Figure record extracts:
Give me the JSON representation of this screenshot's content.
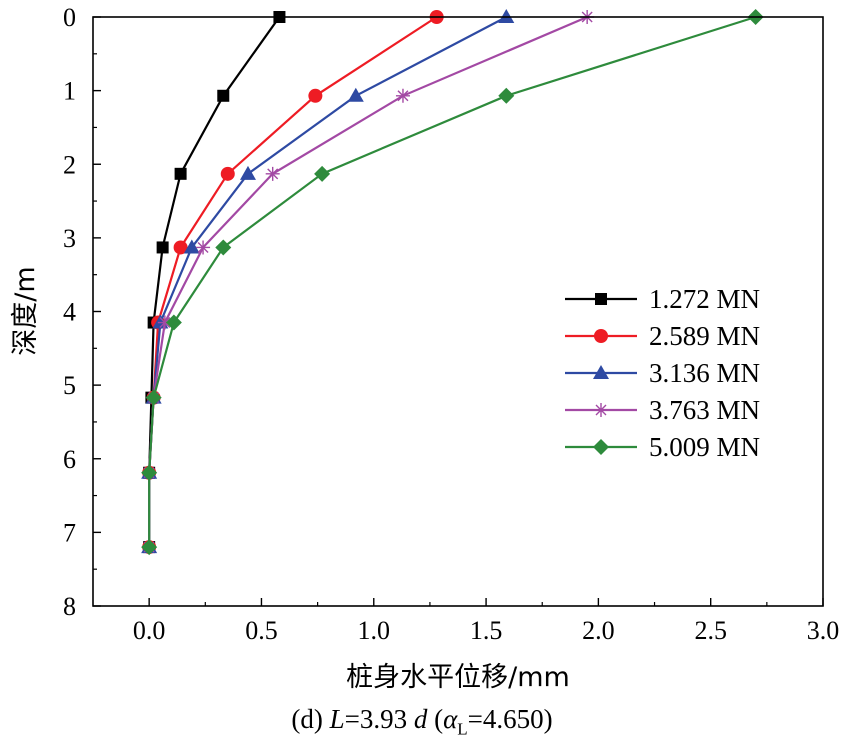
{
  "chart_data": {
    "type": "line",
    "xlabel": "桩身水平位移/mm",
    "ylabel": "深度/m",
    "xlim": [
      -0.25,
      3.0
    ],
    "ylim": [
      0,
      8
    ],
    "y_inverted": true,
    "xticks": [
      "0.0",
      "0.5",
      "1.0",
      "1.5",
      "2.0",
      "2.5",
      "3.0"
    ],
    "yticks": [
      "0",
      "1",
      "2",
      "3",
      "4",
      "5",
      "6",
      "7",
      "8"
    ],
    "grid": false,
    "legend_position": "right",
    "series": [
      {
        "name": "1.272 MN",
        "color": "#000000",
        "marker": "square",
        "x": [
          0.58,
          0.33,
          0.14,
          0.06,
          0.02,
          0.01,
          0.0,
          0.0
        ],
        "y": [
          0,
          1.07,
          2.13,
          3.13,
          4.15,
          5.17,
          6.19,
          7.2
        ]
      },
      {
        "name": "2.589 MN",
        "color": "#ee1c24",
        "marker": "circle",
        "x": [
          1.28,
          0.74,
          0.35,
          0.14,
          0.04,
          0.02,
          0.0,
          0.0
        ],
        "y": [
          0,
          1.07,
          2.13,
          3.13,
          4.15,
          5.17,
          6.19,
          7.2
        ]
      },
      {
        "name": "3.136 MN",
        "color": "#2e4aa3",
        "marker": "triangle",
        "x": [
          1.59,
          0.92,
          0.44,
          0.19,
          0.05,
          0.02,
          0.0,
          0.0
        ],
        "y": [
          0,
          1.07,
          2.13,
          3.13,
          4.15,
          5.17,
          6.19,
          7.2
        ]
      },
      {
        "name": "3.763 MN",
        "color": "#a349a4",
        "marker": "star",
        "x": [
          1.95,
          1.13,
          0.55,
          0.24,
          0.07,
          0.02,
          0.0,
          0.0
        ],
        "y": [
          0,
          1.07,
          2.13,
          3.13,
          4.15,
          5.17,
          6.19,
          7.2
        ]
      },
      {
        "name": "5.009 MN",
        "color": "#2e8b3c",
        "marker": "diamond",
        "x": [
          2.7,
          1.59,
          0.77,
          0.33,
          0.11,
          0.02,
          0.0,
          0.0
        ],
        "y": [
          0,
          1.07,
          2.13,
          3.13,
          4.15,
          5.17,
          6.19,
          7.2
        ]
      }
    ]
  },
  "caption": {
    "part_prefix": "(d) ",
    "L_symbol": "L",
    "eq1": "=3.93 ",
    "d_symbol": "d",
    "open": " (",
    "alpha_symbol": "α",
    "alpha_sub": "L",
    "eq2": "=4.650)"
  }
}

* [PROBLEM DETAILS] From the entries above, extract each line containing "name".

* [EXERCISE ANSWER]
        "name": "1.272 MN",
        "name": "2.589 MN",
        "name": "3.136 MN",
        "name": "3.763 MN",
        "name": "5.009 MN",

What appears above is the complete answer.